_Exercise description_
Can you output the material exactly as written, minus any pictures it holds?
▼
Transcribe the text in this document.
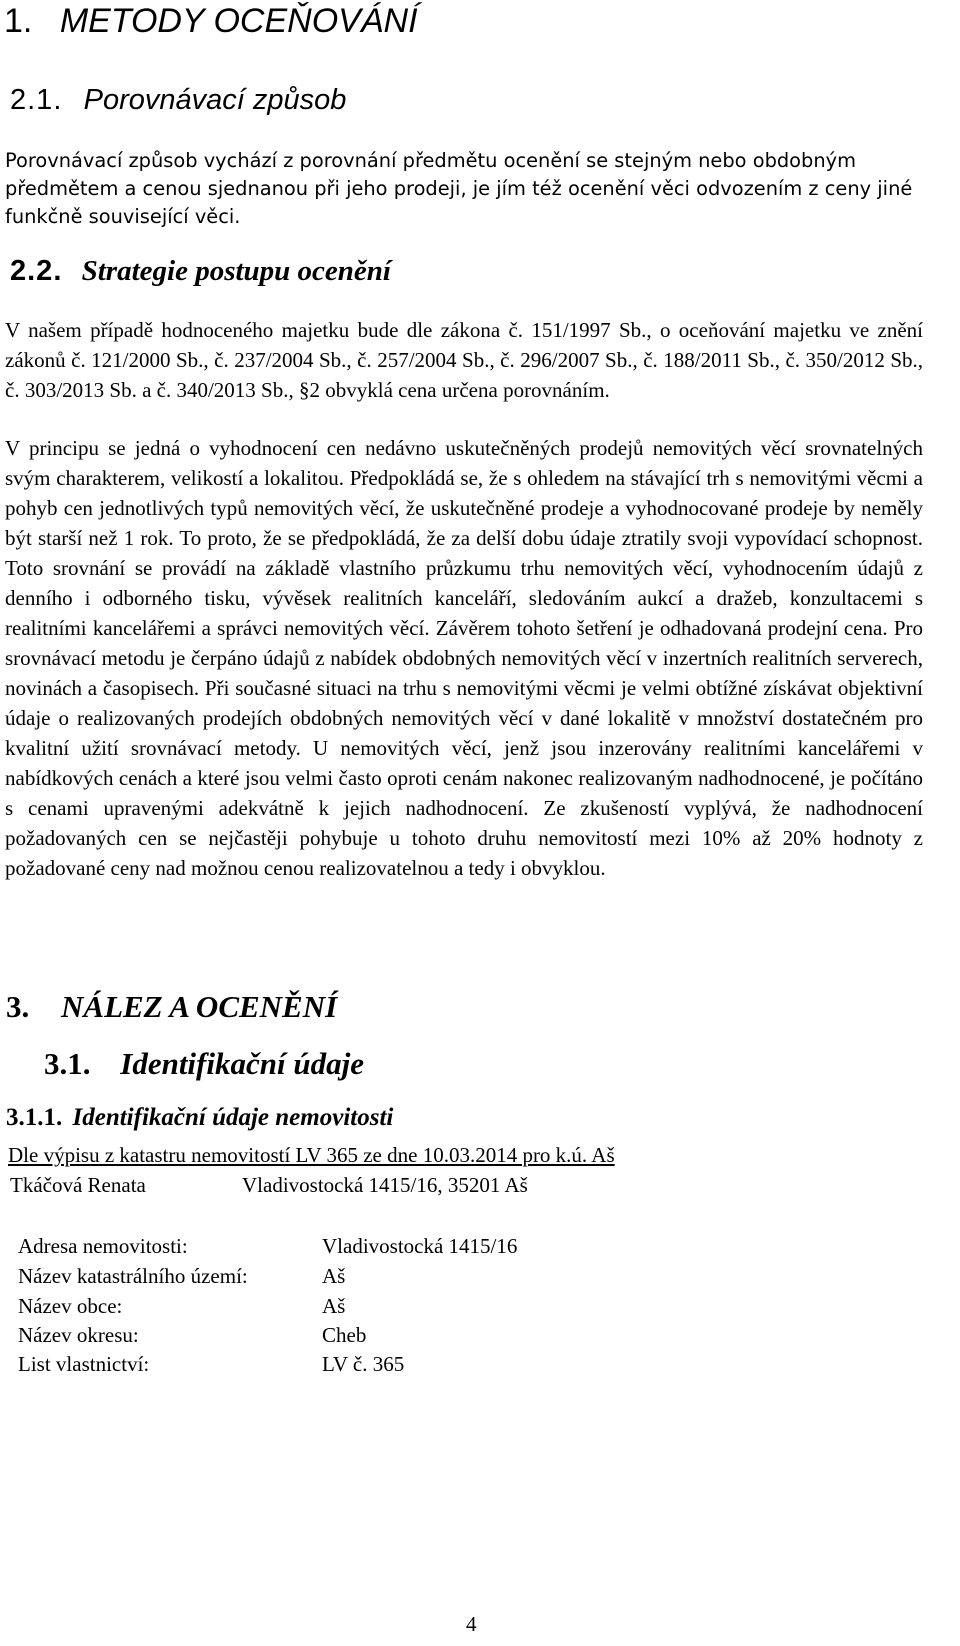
1. METODY OCEŇOVÁNÍ
2.1. Porovnávací způsob
Porovnávací způsob vychází z porovnání předmětu ocenění se stejným nebo obdobným předmětem a cenou sjednanou při jeho prodeji, je jím též ocenění věci odvozením z ceny jiné funkčně související věci.
2.2. Strategie postupu ocenění
V našem případě hodnoceného majetku bude dle zákona č. 151/1997 Sb., o oceňování majetku ve znění zákonů č. 121/2000 Sb., č. 237/2004 Sb., č. 257/2004 Sb., č. 296/2007 Sb., č. 188/2011 Sb., č. 350/2012 Sb., č. 303/2013 Sb. a č. 340/2013 Sb., §2 obvyklá cena určena porovnáním.
V principu se jedná o vyhodnocení cen nedávno uskutečněných prodejů nemovitých věcí srovnatelných svým charakterem, velikostí a lokalitou. Předpokládá se, že s ohledem na stávající trh s nemovitými věcmi a pohyb cen jednotlivých typů nemovitých věcí, že uskutečněné prodeje a vyhodnocované prodeje by neměly být starší než 1 rok. To proto, že se předpokládá, že za delší dobu údaje ztratily svoji vypovídací schopnost. Toto srovnání se provádí na základě vlastního průzkumu trhu nemovitých věcí, vyhodnocením údajů z denního i odborného tisku, vývěsek realitních kanceláří, sledováním aukcí a dražeb, konzultacemi s realitními kancelářemi a správci nemovitých věcí. Závěrem tohoto šetření je odhadovaná prodejní cena. Pro srovnávací metodu je čerpáno údajů z nabídek obdobných nemovitých věcí v inzertních realitních serverech, novinách a časopisech. Při současné situaci na trhu s nemovitými věcmi je velmi obtížné získávat objektivní údaje o realizovaných prodejích obdobných nemovitých věcí v dané lokalitě v množství dostatečném pro kvalitní užití srovnávací metody. U nemovitých věcí, jenž jsou inzerovány realitními kancelářemi v nabídkových cenách a které jsou velmi často oproti cenám nakonec realizovaným nadhodnocené, je počítáno s cenami upravenými adekvátně k jejich nadhodnocení. Ze zkušeností vyplývá, že nadhodnocení požadovaných cen se nejčastěji pohybuje u tohoto druhu nemovitostí mezi 10% až 20% hodnoty z požadované ceny nad možnou cenou realizovatelnou a tedy i obvyklou.
3. NÁLEZ A OCENĚNÍ
3.1. Identifikační údaje
3.1.1. Identifikační údaje nemovitosti
Dle výpisu z katastru nemovitostí LV 365 ze dne 10.03.2014 pro k.ú. Aš
Tkáčová Renata	Vladivostocká 1415/16, 35201 Aš
Adresa nemovitosti:	Vladivostocká 1415/16
Název katastrálního území:	Aš
Název obce:	Aš
Název okresu:	Cheb
List vlastnictví:	LV č. 365
4
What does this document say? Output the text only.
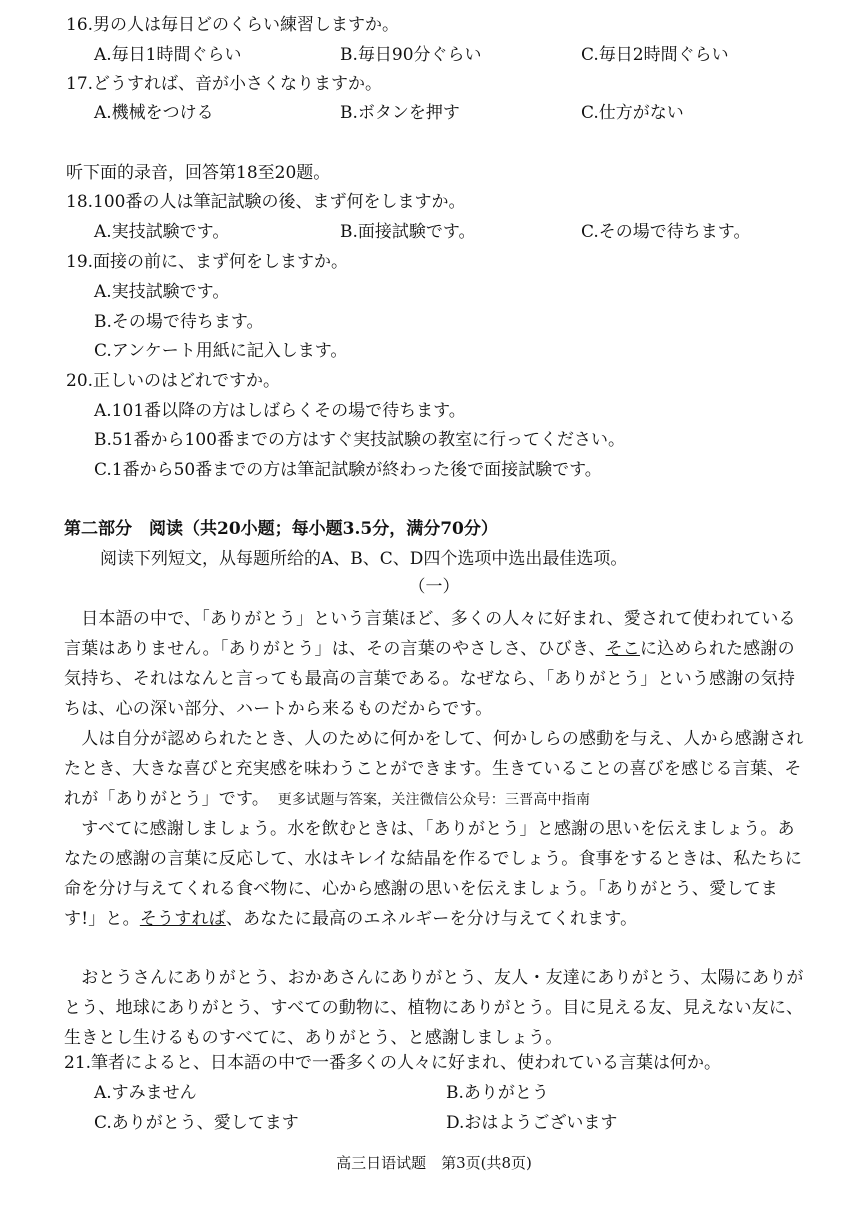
16.男の人は毎日どのくらい練習しますか。
A.毎日1時間ぐらい	B.毎日90分ぐらい	C.毎日2時間ぐらい
17.どうすれば、音が小さくなりますか。
A.機械をつける	B.ボタンを押す	C.仕方がない
听下面的录音，回答第18至20题。
18.100番の人は筆記試験の後、まず何をしますか。
A.実技試験です。	B.面接試験です。	C.その場で待ちます。
19.面接の前に、まず何をしますか。
A.実技試験です。
B.その場で待ちます。
C.アンケート用紙に記入します。
20.正しいのはどれですか。
A.101番以降の方はしばらくその場で待ちます。
B.51番から100番までの方はすぐ実技試験の教室に行ってください。
C.1番から50番までの方は筆記試験が終わった後で面接試験です。
第二部分　阅读（共20小题；每小题3.5分，满分70分）
阅读下列短文，从每题所给的A、B、C、D四个选项中选出最佳选项。
（一）
　日本語の中で、「ありがとう」という言葉ほど、多くの人々に好まれ、愛されて使われている言葉はありません。「ありがとう」は、その言葉のやさしさ、ひびき、そこに込められた感謝の気持ち、それはなんと言っても最高の言葉である。なぜなら、「ありがとう」という感謝の気持ちは、心の深い部分、ハートから来るものだからです。
　人は自分が認められたとき、人のために何かをして、何かしらの感動を与え、人から感謝されたとき、大きな喜びと充実感を味わうことができます。生きていることの喜びを感じる言葉、それが「ありがとう」です。　 更多试题与答案，关注微信公众号：三晋高中指南
　すべてに感謝しましょう。水を飲むときは、「ありがとう」と感謝の思いを伝えましょう。あなたの感謝の言葉に反応して、水はキレイな結晶を作るでしょう。食事をするときは、私たちに命を分け与えてくれる食べ物に、心から感謝の思いを伝えましょう。「ありがとう、愛してます!」と。そうすれば、あなたに最高のエネルギーを分け与えてくれます。
　おとうさんにありがとう、おかあさんにありがとう、友人・友達にありがとう、太陽にありがとう、地球にありがとう、すべての動物に、植物にありがとう。目に見える友、見えない友に、生きとし生けるものすべてに、ありがとう、と感謝しましょう。
21.筆者によると、日本語の中で一番多くの人々に好まれ、使われている言葉は何か。
A.すみません	B.ありがとう
C.ありがとう、愛してます	D.おはようございます
高三日语试题　第3页(共8页)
▲
_Correct response_
Transcribe the text in this document.
1. METODY OCEŇOVÁNÍ
2.1. Porovnávací způsob
Porovnávací způsob vychází z porovnání předmětu ocenění se stejným nebo obdobným předmětem a cenou sjednanou při jeho prodeji, je jím též ocenění věci odvozením z ceny jiné funkčně související věci.
2.2. Strategie postupu ocenění
V našem případě hodnoceného majetku bude dle zákona č. 151/1997 Sb., o oceňování majetku ve znění zákonů č. 121/2000 Sb., č. 237/2004 Sb., č. 257/2004 Sb., č. 296/2007 Sb., č. 188/2011 Sb., č. 350/2012 Sb., č. 303/2013 Sb. a č. 340/2013 Sb., §2 obvyklá cena určena porovnáním.
V principu se jedná o vyhodnocení cen nedávno uskutečněných prodejů nemovitých věcí srovnatelných svým charakterem, velikostí a lokalitou. Předpokládá se, že s ohledem na stávající trh s nemovitými věcmi a pohyb cen jednotlivých typů nemovitých věcí, že uskutečněné prodeje a vyhodnocované prodeje by neměly být starší než 1 rok. To proto, že se předpokládá, že za delší dobu údaje ztratily svoji vypovídací schopnost. Toto srovnání se provádí na základě vlastního průzkumu trhu nemovitých věcí, vyhodnocením údajů z denního i odborného tisku, vývěsek realitních kanceláří, sledováním aukcí a dražeb, konzultacemi s realitními kancelářemi a správci nemovitých věcí. Závěrem tohoto šetření je odhadovaná prodejní cena. Pro srovnávací metodu je čerpáno údajů z nabídek obdobných nemovitých věcí v inzertních realitních serverech, novinách a časopisech. Při současné situaci na trhu s nemovitými věcmi je velmi obtížné získávat objektivní údaje o realizovaných prodejích obdobných nemovitých věcí v dané lokalitě v množství dostatečném pro kvalitní užití srovnávací metody. U nemovitých věcí, jenž jsou inzerovány realitními kancelářemi v nabídkových cenách a které jsou velmi často oproti cenám nakonec realizovaným nadhodnocené, je počítáno s cenami upravenými adekvátně k jejich nadhodnocení. Ze zkušeností vyplývá, že nadhodnocení požadovaných cen se nejčastěji pohybuje u tohoto druhu nemovitostí mezi 10% až 20% hodnoty z požadované ceny nad možnou cenou realizovatelnou a tedy i obvyklou.
3. NÁLEZ A OCENĚNÍ
3.1. Identifikační údaje
3.1.1. Identifikační údaje nemovitosti
Dle výpisu z katastru nemovitostí LV 365 ze dne 10.03.2014 pro k.ú. Aš
Tkáčová Renata	Vladivostocká 1415/16, 35201 Aš
Adresa nemovitosti:	Vladivostocká 1415/16
Název katastrálního území:	Aš
Název obce:	Aš
Název okresu:	Cheb
List vlastnictví:	LV č. 365
4
What does this document say? Output the text only.
16.男の人は毎日どのくらい練習しますか。
A.毎日1時間ぐらい	B.毎日90分ぐらい	C.毎日2時間ぐらい
17.どうすれば、音が小さくなりますか。
A.機械をつける	B.ボタンを押す	C.仕方がない
听下面的录音，回答第18至20题。
18.100番の人は筆記試験の後、まず何をしますか。
A.実技試験です。	B.面接試験です。	C.その場で待ちます。
19.面接の前に、まず何をしますか。
A.実技試験です。
B.その場で待ちます。
C.アンケート用紙に記入します。
20.正しいのはどれですか。
A.101番以降の方はしばらくその場で待ちます。
B.51番から100番までの方はすぐ実技試験の教室に行ってください。
C.1番から50番までの方は筆記試験が終わった後で面接試験です。
第二部分　阅读（共20小题；每小题3.5分，满分70分）
阅读下列短文，从每题所给的A、B、C、D四个选项中选出最佳选项。
（一）
　日本語の中で、「ありがとう」という言葉ほど、多くの人々に好まれ、愛されて使われている言葉はありません。「ありがとう」は、その言葉のやさしさ、ひびき、そこに込められた感謝の気持ち、それはなんと言っても最高の言葉である。なぜなら、「ありがとう」という感謝の気持ちは、心の深い部分、ハートから来るものだからです。
　人は自分が認められたとき、人のために何かをして、何かしらの感動を与え、人から感謝されたとき、大きな喜びと充実感を味わうことができます。生きていることの喜びを感じる言葉、それが「ありがとう」です。　 更多试题与答案，关注微信公众号：三晋高中指南
　すべてに感謝しましょう。水を飲むときは、「ありがとう」と感謝の思いを伝えましょう。あなたの感謝の言葉に反応して、水はキレイな結晶を作るでしょう。食事をするときは、私たちに命を分け与えてくれる食べ物に、心から感謝の思いを伝えましょう。「ありがとう、愛してます!」と。そうすれば、あなたに最高のエネルギーを分け与えてくれます。
　おとうさんにありがとう、おかあさんにありがとう、友人・友達にありがとう、太陽にありがとう、地球にありがとう、すべての動物に、植物にありがとう。目に見える友、見えない友に、生きとし生けるものすべてに、ありがとう、と感謝しましょう。
21.筆者によると、日本語の中で一番多くの人々に好まれ、使われている言葉は何か。
A.すみません	B.ありがとう
C.ありがとう、愛してます	D.おはようございます
高三日语试题　第3页(共8页)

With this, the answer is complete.